Excerpt to read ::

Just finished some great trashy sci-fi, Mass Effect: Ascension and started slightly more literary sci-fi The Player of Games.

I'm very much in the grips of a sci-fi addiction. Any trashy recommendations welcome. I haven't read much at all.

The Starchild Trilogy is good quality, well, I wouldn't call it trash exactly but it's an easy read. I loved it when I was at school, so much so in fact that I stole the school library's copy :oops: Still have it now.
 
Russell T Davies / Benjamin Cook - The Writers Tale (been reading the original hardback, now on the extra sections in/of the Final Chapter)
 
I am reading Forbidden History:Extraterrestrial Intervention, Prehistoric Technologies, and the Suppressed Origin of Civilization, edited by J. Douglas Kenyon. Bear and Co.
 
Untapped: The Scramble for Africa's Oil by John Ghazvinian

Very good - much better than most books I have read recently on Africa, although I have found the odd small mistake.
 
I'm re-reading an Isaac Asimov short stories collection that I first read many years ago as a teenager.

The stories are still great but what strikes me now is how many of the gadgets that he imagined we now actually have and use daily. And as interesting how our real gadgets are so much better than the imagined ones.

There was a short I read last week where two future kids discover and are amazed by a real paper book as they have never seen one before. The 'book' that they read from is a large non portable tv screen where the words scroll across the screen from right to left. One kid comments that his modern book can hold 'tens' of books in its memory.

Compare that to the Kimble or other products on the market currently that are small, portable, don’t have scrolling words (that would do your head in) and can hold many thousands of books, plus having the ability to download any book you want within seconds.

Anyway, I've gone off at a tangent. It's a very good read.

Dataset extract ::
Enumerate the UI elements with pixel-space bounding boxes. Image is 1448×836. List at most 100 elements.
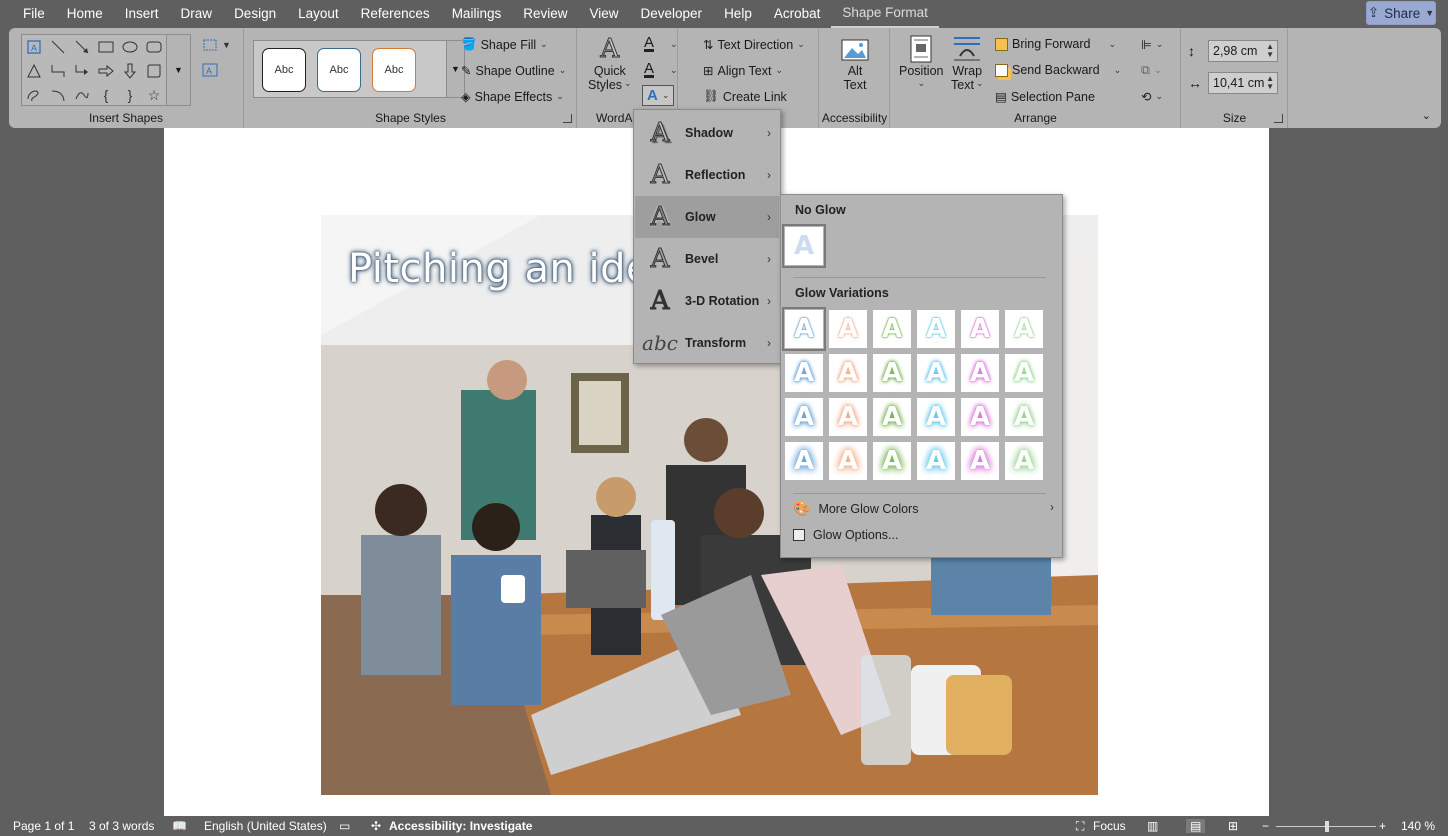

Set exercise 1 :: In the book discussion, what did the poster who recommends The Starchild Trilogy do with the school library's copy?
Set exercise 2 :: Retype the book discussion word for word from "Russell T Davies" to "as a teenager.".

Written solution 1 :: The poster stole it and still has it.

Written solution 2 ::
Russell T Davies / Benjamin Cook - The Writers Tale (been reading the original hardback, now on the extra sections in/of the Final Chapter)
 
I am reading Forbidden History:Extraterrestrial Intervention, Prehistoric Technologies, and the Suppressed Origin of Civilization, edited by J. Douglas Kenyon. Bear and Co.
 
Untapped: The Scramble for Africa's Oil by John Ghazvinian

Very good - much better than most books I have read recently on Africa, although I have found the odd small mistake.
 
I'm re-reading an Isaac Asimov short stories collection that I first read many years ago as a teenager.